**Lista de tareas:**
A - Según el texto sobre Emiliano Zapata, ¿en qué fecha se levantó en armas?
B - Copia tal cual el fragmento del texto sobre Emiliano Zapata que va entre "EMILIANO ZAPATA" y "o eran castigados.", ambos incluidos.

EMILIANO ZAPATA
[1873-1919]
Revolucionario

Nació el 8 de agosto de 1873 en San Miguel de Aneneuilco, Villa de Ayala, Morelos. Siendo de familia campesina acomodada, fue labriego y ganadero, trabajando como aparcero. Cuando su pueblo iba a ser despojado de tierras, reunió a los vecinos para que se opusieran al despojo, pero habiendo sido reprimido el movimiento por el gobierno, tuvo que huir a la sierra, donde se ocultó por algún tiempo. Regresó en 1910 de su destierro, con engaños, pues fue entonces aprehendido y enganchado en el ejércitos como era costumbre en esa época con los que huían, los deudores y los que tenían ideas revolucionarias o eran castigados.

Estuvo como soldado raso, en el 99 regimiento que mandaba el coronel Ángel Bouquet, desde el 11 de febrero de ese año, hasta un mes después, en que le permitieron pagar a su reemplazo; pero conoció la vida miserable del soldado llevado a filas por la "leva", por lo que al quedar libre, fue mayor su decisión de lanzarse a la Revolución, contra aquel régimen de gobierno que tantas iniquidades cometía contra los pobres. Sin embargo, no se levantó en armas sino hasta el 11 de marzo de 1911, cuando pudo disponer de un buen contingente de campesinos y de armas.

**Extractos de datos:**
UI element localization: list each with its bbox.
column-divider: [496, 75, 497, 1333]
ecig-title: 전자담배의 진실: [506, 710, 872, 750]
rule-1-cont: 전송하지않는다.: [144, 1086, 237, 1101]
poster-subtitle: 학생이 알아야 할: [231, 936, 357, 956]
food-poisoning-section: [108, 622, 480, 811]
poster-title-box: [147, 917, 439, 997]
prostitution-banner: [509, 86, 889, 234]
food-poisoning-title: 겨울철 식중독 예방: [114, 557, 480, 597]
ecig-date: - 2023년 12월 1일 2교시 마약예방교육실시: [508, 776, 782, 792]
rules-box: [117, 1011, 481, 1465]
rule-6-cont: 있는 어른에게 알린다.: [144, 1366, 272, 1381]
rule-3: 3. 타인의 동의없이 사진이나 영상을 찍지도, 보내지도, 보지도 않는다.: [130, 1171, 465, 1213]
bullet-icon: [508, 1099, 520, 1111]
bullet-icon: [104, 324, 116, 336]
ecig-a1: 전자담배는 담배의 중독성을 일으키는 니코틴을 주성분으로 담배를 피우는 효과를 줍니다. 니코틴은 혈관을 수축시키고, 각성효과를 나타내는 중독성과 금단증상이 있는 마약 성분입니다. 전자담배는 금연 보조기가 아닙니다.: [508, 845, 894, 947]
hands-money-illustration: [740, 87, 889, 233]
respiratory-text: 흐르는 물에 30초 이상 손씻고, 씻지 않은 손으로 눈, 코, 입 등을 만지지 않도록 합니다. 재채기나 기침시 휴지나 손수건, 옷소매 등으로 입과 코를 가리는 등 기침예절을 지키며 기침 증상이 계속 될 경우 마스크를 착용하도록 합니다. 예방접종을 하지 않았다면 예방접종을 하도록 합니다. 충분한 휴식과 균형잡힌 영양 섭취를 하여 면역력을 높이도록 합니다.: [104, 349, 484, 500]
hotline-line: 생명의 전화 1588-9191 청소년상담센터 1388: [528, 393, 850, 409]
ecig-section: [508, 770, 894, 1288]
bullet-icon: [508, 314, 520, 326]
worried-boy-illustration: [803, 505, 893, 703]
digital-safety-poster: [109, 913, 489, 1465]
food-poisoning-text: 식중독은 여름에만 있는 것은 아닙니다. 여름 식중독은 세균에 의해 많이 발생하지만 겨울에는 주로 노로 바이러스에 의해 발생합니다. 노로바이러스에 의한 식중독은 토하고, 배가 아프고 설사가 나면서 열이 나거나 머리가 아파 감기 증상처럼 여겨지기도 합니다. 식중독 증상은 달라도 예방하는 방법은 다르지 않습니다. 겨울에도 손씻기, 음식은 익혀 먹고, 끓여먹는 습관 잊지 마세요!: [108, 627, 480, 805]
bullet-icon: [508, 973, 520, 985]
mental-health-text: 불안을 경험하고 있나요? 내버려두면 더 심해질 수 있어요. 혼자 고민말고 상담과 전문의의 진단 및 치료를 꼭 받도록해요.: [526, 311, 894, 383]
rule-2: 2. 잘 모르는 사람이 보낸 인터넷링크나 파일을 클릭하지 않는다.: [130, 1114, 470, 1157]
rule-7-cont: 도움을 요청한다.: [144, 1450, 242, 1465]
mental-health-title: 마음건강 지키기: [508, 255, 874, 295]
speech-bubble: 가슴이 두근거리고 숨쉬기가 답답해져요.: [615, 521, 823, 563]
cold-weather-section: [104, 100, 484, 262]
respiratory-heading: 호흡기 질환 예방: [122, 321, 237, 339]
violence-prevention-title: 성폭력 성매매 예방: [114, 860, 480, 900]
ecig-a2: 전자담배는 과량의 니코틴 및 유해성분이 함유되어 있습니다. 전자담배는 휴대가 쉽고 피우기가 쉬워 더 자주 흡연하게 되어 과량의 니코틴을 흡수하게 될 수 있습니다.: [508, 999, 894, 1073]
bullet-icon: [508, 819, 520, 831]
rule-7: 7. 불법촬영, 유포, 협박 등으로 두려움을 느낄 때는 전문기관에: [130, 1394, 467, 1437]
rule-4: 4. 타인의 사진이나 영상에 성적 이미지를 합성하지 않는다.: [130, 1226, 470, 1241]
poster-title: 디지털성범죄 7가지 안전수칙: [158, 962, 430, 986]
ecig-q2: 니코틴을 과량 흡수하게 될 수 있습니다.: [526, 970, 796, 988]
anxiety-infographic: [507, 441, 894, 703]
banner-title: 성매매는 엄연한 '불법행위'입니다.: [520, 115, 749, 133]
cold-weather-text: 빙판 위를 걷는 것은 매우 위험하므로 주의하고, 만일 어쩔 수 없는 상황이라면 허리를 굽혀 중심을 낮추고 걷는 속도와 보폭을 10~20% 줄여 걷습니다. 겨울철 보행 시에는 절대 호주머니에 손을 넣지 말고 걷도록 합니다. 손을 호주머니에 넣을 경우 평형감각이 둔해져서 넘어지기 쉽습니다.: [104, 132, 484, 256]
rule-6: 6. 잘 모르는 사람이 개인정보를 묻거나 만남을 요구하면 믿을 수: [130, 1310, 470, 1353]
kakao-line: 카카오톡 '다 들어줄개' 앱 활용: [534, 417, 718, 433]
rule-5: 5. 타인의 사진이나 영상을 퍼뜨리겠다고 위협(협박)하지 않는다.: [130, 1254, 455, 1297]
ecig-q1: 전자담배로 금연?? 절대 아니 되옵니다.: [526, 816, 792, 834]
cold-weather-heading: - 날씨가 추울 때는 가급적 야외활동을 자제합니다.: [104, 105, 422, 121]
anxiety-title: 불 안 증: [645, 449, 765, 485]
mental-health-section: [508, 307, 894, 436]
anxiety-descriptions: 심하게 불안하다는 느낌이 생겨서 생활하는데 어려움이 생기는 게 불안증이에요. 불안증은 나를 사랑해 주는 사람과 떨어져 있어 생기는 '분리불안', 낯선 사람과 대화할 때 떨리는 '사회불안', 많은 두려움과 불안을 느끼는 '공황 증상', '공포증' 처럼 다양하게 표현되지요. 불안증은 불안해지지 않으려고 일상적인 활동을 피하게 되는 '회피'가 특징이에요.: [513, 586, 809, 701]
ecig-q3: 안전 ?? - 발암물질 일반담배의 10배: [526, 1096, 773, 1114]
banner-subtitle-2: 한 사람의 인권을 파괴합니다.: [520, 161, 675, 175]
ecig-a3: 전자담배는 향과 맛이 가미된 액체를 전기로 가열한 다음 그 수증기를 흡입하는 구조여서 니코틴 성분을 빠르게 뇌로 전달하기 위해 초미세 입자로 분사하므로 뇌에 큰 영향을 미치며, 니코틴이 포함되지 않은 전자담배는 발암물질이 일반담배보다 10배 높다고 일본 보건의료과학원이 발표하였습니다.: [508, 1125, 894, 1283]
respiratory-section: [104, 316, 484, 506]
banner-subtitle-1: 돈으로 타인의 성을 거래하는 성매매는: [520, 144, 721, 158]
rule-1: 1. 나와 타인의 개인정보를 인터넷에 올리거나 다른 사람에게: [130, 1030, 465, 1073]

**Lista de respuestas:**
A - El 11 de marzo de 1911.

B -
EMILIANO ZAPATA
[1873-1919]
Revolucionario

Nació el 8 de agosto de 1873 en San Miguel de Aneneuilco, Villa de Ayala, Morelos. Siendo de familia campesina acomodada, fue labriego y ganadero, trabajando como aparcero. Cuando su pueblo iba a ser despojado de tierras, reunió a los vecinos para que se opusieran al despojo, pero habiendo sido reprimido el movimiento por el gobierno, tuvo que huir a la sierra, donde se ocultó por algún tiempo. Regresó en 1910 de su destierro, con engaños, pues fue entonces aprehendido y enganchado en el ejércitos como era costumbre en esa época con los que huían, los deudores y los que tenían ideas revolucionarias o eran castigados.